● **GOAL**
Scan the records for the string "explorer"; copy each line where it occurs.

↓↓↓

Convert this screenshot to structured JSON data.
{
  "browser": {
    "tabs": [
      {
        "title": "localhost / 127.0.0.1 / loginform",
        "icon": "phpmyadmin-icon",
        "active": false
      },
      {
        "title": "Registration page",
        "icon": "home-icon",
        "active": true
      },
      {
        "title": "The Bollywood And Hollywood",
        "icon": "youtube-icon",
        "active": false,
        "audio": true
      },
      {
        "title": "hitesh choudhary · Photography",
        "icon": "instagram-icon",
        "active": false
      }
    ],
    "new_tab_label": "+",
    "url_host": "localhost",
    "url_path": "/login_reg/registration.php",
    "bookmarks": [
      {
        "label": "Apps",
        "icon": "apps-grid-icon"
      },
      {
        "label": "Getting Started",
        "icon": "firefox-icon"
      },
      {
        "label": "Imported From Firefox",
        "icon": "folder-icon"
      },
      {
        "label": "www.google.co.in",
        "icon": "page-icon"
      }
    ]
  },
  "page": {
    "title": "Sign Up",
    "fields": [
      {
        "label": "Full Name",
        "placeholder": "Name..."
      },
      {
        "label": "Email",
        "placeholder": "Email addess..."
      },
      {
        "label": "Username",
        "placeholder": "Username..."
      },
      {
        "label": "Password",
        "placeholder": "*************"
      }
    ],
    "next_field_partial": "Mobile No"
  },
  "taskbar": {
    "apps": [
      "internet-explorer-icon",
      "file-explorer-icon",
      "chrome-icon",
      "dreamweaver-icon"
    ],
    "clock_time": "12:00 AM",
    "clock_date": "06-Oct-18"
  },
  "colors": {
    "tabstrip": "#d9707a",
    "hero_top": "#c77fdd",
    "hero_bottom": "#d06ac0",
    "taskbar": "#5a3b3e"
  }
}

↑↑↑
↓↓↓

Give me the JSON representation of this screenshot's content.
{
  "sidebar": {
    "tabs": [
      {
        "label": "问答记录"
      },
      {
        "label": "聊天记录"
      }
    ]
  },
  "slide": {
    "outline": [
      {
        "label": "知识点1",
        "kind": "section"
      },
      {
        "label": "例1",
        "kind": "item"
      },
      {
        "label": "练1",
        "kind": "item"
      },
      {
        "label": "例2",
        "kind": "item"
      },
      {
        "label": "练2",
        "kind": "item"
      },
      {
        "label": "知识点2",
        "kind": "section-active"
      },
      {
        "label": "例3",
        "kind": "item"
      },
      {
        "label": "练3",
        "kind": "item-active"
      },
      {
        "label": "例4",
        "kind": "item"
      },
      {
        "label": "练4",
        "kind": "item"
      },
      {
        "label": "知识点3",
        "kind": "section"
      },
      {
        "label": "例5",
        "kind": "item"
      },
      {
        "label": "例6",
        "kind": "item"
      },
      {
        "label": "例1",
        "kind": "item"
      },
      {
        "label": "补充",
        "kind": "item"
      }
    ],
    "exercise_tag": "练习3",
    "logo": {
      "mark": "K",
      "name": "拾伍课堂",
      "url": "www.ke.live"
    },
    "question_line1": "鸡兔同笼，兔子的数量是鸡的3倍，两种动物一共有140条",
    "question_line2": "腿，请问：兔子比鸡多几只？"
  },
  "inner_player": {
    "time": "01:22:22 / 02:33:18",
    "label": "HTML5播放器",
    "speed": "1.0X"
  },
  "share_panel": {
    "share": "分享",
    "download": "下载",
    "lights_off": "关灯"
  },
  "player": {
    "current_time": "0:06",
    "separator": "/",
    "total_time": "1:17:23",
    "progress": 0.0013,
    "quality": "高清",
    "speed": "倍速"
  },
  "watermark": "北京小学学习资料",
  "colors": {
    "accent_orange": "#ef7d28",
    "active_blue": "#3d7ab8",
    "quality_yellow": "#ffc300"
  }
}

↑↑↑

● **RESULT**
      "internet-explorer-icon",
      "file-explorer-icon",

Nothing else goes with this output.